━━━━━ Input rows
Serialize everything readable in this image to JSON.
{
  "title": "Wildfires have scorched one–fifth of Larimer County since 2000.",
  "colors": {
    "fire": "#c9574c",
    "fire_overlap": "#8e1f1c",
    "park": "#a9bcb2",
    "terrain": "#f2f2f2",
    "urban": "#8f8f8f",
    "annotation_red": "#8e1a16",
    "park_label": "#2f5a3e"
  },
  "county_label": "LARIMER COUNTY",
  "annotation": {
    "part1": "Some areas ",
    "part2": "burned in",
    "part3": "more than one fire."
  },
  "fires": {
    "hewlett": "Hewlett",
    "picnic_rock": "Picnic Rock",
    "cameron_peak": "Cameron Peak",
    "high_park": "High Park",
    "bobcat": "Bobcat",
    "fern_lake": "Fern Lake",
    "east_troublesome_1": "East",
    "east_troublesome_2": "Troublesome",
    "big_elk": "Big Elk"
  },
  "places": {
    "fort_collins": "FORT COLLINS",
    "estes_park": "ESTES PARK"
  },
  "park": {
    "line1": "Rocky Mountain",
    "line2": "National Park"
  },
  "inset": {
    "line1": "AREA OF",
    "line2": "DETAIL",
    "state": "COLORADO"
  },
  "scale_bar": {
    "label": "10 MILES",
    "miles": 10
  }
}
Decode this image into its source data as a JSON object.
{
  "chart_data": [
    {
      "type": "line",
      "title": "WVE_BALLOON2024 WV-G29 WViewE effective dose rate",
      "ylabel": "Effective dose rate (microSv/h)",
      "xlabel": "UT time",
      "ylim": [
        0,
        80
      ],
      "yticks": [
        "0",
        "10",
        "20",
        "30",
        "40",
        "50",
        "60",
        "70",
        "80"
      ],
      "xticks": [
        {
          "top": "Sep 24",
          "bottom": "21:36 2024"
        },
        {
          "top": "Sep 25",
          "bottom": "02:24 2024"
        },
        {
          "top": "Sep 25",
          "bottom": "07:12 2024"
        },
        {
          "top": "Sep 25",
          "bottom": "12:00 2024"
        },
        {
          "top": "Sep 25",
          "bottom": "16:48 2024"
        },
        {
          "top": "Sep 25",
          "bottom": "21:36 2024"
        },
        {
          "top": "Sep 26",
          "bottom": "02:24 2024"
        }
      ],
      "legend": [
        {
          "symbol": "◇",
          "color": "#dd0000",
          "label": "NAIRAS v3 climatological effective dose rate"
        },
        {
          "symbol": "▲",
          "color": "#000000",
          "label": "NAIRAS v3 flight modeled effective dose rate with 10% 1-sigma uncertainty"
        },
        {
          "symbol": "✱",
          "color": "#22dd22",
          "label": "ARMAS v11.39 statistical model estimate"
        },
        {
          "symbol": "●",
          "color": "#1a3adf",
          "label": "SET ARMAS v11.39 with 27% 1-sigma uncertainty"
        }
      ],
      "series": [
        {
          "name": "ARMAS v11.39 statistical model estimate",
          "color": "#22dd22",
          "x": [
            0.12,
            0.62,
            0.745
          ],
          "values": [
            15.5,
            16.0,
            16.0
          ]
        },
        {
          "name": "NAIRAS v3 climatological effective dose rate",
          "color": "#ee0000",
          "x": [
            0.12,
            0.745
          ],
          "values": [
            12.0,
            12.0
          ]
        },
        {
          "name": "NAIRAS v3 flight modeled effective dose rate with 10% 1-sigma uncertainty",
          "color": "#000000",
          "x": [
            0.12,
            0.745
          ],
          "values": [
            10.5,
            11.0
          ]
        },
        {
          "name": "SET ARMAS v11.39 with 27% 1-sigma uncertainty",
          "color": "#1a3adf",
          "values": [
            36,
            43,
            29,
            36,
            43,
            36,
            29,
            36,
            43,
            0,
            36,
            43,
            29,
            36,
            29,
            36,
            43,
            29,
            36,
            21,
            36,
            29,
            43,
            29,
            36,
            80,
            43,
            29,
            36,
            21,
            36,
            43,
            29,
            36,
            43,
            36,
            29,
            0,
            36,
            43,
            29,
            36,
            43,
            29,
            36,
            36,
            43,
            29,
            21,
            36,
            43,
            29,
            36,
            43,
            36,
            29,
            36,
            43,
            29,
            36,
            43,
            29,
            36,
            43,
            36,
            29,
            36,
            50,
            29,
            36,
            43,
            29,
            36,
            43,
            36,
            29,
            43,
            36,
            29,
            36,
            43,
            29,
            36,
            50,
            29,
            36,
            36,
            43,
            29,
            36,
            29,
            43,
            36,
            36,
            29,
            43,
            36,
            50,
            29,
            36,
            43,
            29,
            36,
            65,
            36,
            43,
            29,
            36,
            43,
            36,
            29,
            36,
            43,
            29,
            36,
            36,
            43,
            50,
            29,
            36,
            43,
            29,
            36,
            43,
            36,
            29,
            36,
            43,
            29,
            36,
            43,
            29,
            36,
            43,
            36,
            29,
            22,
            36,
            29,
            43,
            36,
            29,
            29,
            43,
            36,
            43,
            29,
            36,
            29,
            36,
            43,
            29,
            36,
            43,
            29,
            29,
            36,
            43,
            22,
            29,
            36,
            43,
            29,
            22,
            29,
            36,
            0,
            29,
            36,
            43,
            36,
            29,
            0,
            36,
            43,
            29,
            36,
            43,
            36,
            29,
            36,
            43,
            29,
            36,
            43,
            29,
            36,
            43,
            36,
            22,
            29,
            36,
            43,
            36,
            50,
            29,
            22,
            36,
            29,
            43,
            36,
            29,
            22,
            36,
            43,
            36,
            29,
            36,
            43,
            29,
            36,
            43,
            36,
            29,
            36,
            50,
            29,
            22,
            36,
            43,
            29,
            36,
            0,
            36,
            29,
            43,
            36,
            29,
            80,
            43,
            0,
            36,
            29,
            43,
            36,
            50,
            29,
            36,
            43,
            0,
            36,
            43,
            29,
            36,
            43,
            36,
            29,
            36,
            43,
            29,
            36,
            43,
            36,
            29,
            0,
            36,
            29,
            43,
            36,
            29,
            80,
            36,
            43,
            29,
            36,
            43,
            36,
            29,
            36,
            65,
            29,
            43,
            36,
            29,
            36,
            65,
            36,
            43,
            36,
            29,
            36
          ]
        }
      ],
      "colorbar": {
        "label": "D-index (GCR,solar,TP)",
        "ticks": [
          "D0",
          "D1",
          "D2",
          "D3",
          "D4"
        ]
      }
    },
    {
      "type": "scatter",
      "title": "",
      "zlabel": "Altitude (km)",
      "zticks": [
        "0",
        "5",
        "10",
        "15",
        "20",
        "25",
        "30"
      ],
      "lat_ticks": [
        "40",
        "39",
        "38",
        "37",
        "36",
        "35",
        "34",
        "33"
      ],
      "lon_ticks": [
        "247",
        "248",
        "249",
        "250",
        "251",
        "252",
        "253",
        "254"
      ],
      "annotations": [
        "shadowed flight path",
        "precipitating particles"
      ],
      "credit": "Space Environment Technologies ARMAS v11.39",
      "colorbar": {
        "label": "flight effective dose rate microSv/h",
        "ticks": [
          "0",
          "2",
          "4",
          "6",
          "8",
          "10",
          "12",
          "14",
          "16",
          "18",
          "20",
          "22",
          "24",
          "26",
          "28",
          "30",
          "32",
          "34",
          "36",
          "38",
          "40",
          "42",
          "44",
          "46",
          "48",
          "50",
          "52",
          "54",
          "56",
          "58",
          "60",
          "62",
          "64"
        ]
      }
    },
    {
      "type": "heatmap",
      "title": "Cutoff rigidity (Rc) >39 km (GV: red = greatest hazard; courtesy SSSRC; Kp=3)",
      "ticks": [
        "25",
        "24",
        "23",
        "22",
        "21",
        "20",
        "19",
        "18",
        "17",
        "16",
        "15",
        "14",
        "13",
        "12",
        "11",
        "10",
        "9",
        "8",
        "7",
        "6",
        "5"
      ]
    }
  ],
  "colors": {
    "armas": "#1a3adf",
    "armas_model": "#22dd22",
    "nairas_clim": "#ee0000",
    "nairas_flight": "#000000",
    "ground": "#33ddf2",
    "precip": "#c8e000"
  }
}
━━━━━━━━━━
- [Instructions for the task] Only a number is expected here: the count of lines in the listing that hold the string "microSv".

- [The response] 2